* **What to produce**: Extract every line where the string "JSON" appears.

-- start of Data lines --

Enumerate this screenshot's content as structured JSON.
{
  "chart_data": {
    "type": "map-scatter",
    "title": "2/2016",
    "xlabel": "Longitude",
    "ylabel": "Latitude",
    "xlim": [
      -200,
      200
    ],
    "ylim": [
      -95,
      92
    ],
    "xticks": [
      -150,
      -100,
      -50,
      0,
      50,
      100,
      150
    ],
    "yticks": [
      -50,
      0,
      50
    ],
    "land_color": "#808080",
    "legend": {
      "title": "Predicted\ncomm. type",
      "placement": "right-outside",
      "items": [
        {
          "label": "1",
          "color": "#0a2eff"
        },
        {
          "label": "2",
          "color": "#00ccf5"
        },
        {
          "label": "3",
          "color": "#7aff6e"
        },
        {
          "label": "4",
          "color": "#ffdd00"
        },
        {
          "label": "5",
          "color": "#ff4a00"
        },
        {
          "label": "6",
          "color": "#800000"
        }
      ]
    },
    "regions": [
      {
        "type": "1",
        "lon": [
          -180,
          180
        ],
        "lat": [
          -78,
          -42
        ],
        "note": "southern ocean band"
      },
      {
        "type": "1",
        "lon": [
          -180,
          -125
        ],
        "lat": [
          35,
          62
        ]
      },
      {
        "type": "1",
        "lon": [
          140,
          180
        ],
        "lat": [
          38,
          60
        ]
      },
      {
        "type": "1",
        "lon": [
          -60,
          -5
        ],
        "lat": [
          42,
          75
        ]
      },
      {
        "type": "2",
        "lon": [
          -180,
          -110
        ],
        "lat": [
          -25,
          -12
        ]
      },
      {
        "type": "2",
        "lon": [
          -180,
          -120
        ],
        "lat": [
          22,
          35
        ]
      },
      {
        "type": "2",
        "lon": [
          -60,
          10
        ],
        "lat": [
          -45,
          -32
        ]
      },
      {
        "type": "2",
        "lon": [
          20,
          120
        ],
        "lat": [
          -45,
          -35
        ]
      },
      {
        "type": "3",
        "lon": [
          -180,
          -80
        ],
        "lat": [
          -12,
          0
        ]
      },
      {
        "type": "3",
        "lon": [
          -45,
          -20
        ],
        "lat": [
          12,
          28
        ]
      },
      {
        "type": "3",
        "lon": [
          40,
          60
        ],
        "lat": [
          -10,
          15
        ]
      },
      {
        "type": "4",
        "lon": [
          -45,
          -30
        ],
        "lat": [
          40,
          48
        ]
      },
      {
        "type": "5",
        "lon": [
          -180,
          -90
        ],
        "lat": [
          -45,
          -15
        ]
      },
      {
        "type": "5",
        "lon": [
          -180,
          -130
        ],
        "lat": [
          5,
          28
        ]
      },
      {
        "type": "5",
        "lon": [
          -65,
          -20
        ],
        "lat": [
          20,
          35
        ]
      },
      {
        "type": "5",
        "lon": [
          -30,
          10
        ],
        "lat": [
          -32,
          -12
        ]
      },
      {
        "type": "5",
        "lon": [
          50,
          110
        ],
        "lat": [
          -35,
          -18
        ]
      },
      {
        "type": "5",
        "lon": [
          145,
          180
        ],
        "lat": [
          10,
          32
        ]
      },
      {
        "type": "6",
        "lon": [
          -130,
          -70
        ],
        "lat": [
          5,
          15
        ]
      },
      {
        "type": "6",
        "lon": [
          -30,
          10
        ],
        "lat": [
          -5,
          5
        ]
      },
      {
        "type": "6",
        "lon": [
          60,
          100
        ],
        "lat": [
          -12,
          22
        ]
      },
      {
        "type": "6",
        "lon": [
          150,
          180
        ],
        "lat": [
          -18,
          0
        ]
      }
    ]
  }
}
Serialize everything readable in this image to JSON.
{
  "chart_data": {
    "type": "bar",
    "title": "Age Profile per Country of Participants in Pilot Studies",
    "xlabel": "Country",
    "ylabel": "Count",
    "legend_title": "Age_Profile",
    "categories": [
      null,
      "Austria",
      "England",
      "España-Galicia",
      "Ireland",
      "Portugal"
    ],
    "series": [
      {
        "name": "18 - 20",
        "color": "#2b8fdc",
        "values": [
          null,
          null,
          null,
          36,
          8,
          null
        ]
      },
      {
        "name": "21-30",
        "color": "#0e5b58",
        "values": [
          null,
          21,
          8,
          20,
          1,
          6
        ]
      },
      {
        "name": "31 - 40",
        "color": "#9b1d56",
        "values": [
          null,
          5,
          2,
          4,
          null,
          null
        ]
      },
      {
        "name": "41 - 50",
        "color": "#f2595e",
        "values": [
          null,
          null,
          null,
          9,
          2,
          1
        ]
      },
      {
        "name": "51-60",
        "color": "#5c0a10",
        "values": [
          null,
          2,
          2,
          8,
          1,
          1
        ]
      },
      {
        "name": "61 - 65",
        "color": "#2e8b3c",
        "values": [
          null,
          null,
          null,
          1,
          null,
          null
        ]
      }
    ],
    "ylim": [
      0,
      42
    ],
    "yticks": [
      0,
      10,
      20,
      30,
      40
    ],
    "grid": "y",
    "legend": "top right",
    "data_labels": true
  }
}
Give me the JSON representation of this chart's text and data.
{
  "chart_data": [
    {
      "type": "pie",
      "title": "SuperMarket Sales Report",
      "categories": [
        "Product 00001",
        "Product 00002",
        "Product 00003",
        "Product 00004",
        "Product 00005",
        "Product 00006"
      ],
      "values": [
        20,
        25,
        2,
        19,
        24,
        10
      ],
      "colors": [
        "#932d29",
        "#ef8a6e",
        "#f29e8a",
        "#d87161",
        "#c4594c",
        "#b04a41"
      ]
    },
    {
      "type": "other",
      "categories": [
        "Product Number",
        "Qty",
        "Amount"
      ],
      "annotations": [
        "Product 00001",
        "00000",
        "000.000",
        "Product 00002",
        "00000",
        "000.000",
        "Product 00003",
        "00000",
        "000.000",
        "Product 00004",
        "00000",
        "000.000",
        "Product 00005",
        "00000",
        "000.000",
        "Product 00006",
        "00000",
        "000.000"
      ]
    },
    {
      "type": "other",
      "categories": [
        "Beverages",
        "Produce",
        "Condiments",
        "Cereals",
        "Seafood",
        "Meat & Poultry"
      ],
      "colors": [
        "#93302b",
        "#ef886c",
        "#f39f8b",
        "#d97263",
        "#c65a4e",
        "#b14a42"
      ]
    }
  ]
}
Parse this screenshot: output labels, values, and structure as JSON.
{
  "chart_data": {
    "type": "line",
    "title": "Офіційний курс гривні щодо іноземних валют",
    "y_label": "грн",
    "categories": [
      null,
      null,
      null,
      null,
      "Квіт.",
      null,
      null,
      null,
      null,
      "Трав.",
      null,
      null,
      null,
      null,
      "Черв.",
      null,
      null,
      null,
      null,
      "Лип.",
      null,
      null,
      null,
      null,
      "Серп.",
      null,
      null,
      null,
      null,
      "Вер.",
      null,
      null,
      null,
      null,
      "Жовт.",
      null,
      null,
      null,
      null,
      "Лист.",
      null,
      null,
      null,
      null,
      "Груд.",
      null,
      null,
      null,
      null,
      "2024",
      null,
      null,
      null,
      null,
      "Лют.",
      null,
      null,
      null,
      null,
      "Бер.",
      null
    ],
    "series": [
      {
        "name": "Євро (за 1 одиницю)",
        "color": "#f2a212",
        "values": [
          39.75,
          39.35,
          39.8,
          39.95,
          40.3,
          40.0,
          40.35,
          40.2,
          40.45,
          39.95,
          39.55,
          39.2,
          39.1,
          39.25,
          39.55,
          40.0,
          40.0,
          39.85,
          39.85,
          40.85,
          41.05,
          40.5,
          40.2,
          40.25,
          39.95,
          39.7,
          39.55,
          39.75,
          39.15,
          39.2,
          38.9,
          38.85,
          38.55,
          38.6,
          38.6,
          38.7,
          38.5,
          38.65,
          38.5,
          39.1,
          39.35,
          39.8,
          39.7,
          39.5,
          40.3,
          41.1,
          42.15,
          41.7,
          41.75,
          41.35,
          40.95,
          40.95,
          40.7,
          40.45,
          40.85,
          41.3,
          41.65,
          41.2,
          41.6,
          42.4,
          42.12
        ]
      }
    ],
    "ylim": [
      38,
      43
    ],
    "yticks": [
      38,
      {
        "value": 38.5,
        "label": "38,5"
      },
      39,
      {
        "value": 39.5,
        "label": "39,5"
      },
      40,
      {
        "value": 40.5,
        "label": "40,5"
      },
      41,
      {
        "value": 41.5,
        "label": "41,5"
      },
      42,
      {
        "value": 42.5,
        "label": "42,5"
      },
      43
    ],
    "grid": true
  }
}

-- end of Data lines --

* **Complete answer**:
Enumerate this screenshot's content as structured JSON.
Serialize everything readable in this image to JSON.
Give me the JSON representation of this chart's text and data.
Parse this screenshot: output labels, values, and structure as JSON.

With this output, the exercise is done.